PROMPT ▸
Extract each line where the string "MARIE" shows up.

ROWS ▸

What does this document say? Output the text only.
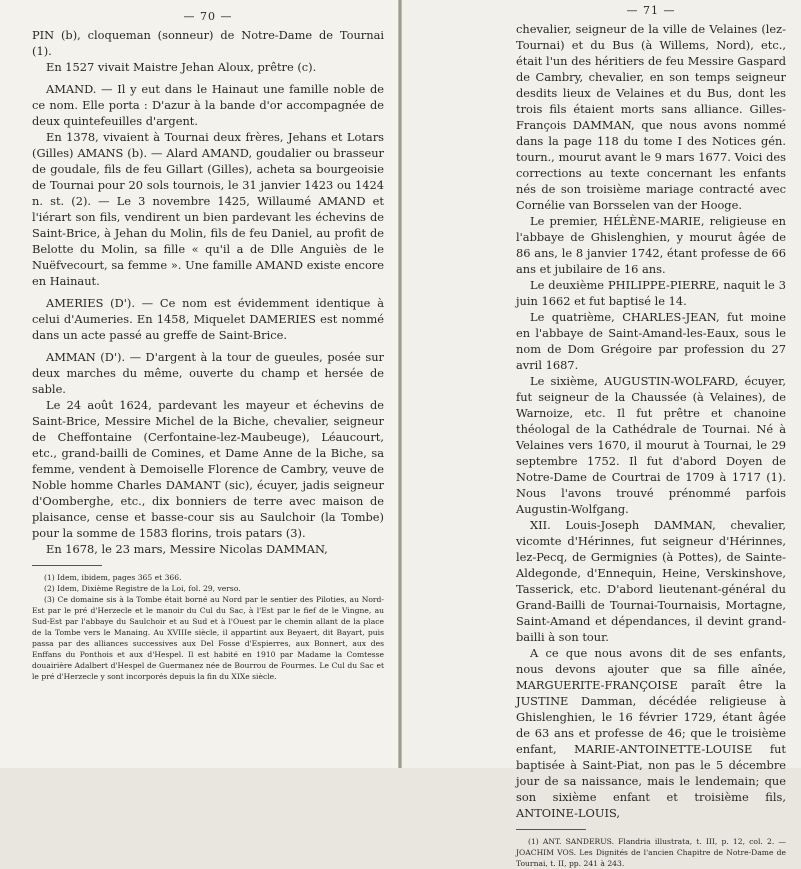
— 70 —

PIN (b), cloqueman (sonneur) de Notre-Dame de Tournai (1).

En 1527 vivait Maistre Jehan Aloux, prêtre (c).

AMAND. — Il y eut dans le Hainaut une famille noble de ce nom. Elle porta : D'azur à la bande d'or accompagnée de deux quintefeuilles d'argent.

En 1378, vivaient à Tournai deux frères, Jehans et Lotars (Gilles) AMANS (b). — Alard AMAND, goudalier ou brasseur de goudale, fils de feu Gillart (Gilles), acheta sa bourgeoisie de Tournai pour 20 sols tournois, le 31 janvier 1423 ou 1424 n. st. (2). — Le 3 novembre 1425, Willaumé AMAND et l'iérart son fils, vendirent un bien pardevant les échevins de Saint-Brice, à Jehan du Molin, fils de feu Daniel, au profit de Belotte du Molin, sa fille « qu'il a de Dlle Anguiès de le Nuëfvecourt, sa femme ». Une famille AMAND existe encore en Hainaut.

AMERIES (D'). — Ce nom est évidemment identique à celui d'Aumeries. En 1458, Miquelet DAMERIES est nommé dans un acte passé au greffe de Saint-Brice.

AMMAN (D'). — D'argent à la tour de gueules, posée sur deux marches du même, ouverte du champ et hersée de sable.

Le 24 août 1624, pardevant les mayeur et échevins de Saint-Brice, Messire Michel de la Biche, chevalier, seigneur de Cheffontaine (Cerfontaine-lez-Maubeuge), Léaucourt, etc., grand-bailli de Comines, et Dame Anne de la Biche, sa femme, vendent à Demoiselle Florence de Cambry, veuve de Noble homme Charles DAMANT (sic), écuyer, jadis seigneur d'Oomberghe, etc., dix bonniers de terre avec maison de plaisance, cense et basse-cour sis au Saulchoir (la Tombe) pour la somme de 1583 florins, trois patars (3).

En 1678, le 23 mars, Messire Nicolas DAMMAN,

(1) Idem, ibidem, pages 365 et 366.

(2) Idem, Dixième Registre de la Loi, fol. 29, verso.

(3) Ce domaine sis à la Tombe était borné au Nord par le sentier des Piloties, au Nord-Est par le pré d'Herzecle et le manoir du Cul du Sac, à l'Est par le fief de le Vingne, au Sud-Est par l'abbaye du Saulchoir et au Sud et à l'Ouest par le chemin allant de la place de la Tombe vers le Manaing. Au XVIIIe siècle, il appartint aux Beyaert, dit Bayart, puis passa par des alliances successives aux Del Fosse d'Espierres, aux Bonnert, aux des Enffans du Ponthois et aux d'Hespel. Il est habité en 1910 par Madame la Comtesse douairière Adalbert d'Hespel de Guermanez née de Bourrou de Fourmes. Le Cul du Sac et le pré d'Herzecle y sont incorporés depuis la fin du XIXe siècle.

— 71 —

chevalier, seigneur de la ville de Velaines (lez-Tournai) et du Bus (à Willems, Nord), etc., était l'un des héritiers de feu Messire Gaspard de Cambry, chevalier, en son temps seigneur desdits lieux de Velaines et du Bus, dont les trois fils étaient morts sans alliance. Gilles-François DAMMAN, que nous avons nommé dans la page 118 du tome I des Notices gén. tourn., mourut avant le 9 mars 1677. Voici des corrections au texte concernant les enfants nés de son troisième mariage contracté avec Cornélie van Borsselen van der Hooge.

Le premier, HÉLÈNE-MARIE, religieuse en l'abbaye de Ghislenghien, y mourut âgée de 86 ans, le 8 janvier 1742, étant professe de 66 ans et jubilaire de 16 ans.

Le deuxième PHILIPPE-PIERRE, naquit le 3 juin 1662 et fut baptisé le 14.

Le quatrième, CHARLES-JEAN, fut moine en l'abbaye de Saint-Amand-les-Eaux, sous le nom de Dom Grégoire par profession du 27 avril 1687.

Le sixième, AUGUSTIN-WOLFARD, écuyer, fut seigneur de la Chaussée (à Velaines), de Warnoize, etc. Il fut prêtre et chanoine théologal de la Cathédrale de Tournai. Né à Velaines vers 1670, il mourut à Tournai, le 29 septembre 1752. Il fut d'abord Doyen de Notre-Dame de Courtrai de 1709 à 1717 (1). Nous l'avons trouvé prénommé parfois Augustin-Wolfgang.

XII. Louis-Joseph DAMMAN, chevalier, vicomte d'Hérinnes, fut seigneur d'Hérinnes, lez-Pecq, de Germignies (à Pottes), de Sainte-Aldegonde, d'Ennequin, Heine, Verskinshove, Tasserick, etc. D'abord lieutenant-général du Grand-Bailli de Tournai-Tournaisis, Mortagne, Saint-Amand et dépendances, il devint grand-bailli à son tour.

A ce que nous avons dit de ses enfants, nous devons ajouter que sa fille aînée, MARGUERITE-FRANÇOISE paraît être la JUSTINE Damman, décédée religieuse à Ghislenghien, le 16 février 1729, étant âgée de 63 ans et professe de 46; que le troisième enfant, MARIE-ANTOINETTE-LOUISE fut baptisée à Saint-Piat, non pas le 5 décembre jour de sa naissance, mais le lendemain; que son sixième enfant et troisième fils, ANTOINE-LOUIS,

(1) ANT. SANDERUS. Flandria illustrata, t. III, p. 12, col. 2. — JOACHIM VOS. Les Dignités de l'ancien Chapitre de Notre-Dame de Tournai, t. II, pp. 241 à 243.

RESPONSE FOR THIS EXERCISE ▸
Le premier, HÉLÈNE-MARIE, religieuse en l'abbaye de Ghislenghien, y mourut âgée de 86 ans, le 8 janvier 1742, étant professe de 66 ans et jubilaire de 16 ans.
A ce que nous avons dit de ses enfants, nous devons ajouter que sa fille aînée, MARGUERITE-FRANÇOISE paraît être la JUSTINE Damman, décédée religieuse à Ghislenghien, le 16 février 1729, étant âgée de 63 ans et professe de 46; que le troisième enfant, MARIE-ANTOINETTE-LOUISE fut baptisée à Saint-Piat, non pas le 5 décembre jour de sa naissance, mais le lendemain; que son sixième enfant et troisième fils, ANTOINE-LOUIS,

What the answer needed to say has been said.